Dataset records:
++++++++

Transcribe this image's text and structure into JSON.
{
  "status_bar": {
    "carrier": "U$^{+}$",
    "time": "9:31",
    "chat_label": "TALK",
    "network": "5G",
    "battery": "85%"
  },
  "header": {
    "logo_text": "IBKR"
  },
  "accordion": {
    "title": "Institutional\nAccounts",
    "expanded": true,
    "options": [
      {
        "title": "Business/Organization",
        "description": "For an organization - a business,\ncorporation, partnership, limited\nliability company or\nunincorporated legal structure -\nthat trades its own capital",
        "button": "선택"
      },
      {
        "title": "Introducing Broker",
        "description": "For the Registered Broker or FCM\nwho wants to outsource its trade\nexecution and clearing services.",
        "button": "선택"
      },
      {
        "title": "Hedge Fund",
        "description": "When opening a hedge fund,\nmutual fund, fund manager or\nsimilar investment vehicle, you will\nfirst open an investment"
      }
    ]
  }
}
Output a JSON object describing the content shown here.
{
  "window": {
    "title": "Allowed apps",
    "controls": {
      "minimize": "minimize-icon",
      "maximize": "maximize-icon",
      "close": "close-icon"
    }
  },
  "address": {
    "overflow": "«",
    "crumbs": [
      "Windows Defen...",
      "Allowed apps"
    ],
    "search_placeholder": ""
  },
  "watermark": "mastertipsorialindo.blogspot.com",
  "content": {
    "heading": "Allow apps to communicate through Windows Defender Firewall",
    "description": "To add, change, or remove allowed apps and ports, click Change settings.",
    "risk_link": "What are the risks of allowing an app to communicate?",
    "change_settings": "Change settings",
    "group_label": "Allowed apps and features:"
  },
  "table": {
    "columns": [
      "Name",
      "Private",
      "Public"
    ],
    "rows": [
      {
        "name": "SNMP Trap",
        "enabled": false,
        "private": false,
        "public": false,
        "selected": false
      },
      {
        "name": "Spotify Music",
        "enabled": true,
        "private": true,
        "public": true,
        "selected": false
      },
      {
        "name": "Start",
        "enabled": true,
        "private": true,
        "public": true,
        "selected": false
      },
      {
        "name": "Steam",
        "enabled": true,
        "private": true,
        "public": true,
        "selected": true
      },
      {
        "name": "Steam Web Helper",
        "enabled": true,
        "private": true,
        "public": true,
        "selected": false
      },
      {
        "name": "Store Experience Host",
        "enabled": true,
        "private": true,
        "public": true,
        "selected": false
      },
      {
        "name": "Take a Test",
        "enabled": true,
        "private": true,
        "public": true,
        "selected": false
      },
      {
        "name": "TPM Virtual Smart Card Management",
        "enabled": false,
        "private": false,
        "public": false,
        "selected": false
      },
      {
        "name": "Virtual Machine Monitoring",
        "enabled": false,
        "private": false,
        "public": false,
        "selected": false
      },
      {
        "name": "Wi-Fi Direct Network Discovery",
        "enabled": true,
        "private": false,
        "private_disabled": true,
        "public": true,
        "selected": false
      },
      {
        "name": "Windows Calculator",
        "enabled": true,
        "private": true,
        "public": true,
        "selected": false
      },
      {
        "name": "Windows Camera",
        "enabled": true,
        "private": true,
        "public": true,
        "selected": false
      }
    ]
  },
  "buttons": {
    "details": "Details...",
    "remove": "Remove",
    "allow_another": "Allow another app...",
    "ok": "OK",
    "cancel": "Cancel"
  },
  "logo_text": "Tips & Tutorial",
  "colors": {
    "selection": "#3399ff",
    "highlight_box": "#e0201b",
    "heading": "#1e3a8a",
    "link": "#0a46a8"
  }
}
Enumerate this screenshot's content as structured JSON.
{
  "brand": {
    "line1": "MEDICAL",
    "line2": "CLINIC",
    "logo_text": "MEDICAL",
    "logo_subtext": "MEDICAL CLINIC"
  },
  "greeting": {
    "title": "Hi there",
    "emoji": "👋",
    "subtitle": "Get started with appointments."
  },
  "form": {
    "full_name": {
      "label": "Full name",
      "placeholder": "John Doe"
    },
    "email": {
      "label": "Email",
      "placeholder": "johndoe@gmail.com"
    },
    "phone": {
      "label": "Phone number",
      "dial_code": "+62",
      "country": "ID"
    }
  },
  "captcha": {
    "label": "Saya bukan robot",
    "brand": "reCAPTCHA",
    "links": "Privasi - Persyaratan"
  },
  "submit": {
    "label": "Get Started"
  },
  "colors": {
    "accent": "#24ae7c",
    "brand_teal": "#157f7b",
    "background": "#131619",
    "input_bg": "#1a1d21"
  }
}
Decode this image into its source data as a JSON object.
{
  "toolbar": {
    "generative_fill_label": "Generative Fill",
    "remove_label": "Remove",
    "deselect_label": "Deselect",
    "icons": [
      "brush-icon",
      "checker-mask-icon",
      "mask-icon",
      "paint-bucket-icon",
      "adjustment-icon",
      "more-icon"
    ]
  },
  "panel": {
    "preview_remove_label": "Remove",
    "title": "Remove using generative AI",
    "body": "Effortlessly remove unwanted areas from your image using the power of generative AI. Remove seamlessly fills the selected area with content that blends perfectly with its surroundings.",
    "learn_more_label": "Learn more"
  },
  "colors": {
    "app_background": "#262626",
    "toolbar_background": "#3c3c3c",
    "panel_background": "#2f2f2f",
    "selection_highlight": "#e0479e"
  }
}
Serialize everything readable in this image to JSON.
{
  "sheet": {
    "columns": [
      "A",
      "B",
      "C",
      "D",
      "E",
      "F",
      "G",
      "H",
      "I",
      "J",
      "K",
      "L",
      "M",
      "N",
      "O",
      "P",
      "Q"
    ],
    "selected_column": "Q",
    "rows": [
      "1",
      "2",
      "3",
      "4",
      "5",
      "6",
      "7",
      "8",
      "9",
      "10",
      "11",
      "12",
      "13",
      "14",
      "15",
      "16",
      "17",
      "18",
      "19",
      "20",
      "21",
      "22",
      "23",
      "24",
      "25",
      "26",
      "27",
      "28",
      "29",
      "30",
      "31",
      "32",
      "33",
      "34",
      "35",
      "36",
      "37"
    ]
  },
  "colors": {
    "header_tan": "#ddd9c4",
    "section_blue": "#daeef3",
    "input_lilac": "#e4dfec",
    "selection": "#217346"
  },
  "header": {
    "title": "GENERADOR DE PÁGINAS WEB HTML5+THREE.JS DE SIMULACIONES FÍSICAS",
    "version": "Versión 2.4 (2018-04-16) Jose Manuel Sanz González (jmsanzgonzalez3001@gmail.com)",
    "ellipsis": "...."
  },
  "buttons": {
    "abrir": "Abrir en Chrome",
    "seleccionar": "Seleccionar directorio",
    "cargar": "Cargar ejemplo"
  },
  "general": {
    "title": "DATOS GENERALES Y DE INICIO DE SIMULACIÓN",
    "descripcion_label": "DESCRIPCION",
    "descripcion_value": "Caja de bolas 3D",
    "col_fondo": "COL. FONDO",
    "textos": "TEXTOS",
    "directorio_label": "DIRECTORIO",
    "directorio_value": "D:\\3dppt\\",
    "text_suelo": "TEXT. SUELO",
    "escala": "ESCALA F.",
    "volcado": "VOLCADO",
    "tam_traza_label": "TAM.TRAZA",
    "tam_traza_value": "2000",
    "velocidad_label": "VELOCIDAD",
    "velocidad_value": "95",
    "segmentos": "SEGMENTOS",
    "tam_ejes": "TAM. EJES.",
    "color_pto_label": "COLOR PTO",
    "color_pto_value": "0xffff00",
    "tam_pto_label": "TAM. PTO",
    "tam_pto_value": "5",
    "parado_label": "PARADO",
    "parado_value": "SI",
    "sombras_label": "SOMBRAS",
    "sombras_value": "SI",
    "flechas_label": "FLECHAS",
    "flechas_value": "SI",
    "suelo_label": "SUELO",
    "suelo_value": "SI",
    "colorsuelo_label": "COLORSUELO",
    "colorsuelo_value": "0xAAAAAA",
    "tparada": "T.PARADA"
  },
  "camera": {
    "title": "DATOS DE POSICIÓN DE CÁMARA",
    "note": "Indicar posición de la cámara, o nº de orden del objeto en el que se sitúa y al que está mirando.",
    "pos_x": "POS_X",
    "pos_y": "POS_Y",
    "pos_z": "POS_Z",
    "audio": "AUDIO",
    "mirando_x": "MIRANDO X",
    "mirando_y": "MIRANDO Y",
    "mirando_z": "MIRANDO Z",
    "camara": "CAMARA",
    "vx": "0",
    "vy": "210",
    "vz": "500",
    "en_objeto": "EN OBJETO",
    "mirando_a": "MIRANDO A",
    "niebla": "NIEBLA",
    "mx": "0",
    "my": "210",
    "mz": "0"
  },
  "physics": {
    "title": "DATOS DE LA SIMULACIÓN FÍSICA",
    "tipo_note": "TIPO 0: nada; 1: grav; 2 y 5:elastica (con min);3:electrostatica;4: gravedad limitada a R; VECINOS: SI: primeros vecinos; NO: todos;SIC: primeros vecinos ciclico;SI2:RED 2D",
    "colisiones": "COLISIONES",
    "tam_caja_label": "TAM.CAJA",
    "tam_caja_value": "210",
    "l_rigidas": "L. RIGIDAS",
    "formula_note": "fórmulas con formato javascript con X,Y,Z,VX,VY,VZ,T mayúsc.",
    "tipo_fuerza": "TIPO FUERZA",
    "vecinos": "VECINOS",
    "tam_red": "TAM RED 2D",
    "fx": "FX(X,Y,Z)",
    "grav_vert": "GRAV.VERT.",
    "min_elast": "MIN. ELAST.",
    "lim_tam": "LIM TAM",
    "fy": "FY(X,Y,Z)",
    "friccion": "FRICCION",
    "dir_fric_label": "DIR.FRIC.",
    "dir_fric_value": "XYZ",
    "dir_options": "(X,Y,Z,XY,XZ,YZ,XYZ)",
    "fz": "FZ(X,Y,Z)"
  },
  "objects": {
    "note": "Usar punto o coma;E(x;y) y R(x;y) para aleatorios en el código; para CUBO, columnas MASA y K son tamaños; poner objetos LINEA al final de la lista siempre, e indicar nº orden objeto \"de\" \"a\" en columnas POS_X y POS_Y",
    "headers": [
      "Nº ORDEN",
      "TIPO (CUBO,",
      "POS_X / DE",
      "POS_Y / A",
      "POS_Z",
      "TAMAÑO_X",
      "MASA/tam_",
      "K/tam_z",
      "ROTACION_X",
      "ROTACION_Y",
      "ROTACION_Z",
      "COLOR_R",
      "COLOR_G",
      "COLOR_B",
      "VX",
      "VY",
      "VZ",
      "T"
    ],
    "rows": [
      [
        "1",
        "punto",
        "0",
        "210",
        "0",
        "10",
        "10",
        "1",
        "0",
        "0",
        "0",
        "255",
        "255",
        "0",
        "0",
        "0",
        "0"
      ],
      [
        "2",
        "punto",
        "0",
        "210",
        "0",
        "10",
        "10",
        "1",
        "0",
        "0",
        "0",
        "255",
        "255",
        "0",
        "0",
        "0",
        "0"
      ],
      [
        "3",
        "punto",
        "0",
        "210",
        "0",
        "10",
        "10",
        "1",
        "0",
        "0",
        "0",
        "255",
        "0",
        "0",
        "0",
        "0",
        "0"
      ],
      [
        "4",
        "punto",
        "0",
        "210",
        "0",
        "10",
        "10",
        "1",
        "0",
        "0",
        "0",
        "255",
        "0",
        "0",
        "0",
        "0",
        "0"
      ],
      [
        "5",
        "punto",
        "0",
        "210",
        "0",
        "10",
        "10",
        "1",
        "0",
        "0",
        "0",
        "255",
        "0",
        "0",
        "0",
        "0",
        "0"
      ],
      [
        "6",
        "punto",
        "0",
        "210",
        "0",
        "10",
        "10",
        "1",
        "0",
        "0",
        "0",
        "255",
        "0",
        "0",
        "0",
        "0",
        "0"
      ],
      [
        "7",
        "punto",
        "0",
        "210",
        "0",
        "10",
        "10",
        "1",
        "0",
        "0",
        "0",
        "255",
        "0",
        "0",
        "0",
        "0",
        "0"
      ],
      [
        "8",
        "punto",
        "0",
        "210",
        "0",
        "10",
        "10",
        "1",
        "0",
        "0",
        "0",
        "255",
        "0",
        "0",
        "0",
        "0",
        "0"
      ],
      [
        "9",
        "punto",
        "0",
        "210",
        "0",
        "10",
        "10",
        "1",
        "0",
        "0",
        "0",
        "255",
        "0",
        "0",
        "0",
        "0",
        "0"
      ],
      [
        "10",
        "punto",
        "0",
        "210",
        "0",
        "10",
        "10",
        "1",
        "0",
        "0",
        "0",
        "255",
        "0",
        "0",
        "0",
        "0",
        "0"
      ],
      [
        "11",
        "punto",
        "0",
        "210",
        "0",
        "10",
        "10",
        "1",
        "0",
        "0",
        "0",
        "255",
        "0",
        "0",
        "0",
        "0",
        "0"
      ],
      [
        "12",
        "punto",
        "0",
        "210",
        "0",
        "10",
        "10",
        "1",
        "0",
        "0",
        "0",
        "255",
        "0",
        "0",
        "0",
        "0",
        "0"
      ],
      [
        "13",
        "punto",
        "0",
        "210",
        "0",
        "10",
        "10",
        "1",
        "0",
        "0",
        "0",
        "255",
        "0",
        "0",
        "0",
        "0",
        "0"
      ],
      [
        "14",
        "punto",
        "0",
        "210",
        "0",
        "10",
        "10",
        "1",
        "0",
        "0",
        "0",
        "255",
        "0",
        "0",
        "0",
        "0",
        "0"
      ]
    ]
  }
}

++++++++

**What is asked:**
Give the number of lines in the listing above that contain "TIPO", and nothing else.

**Output below:**
3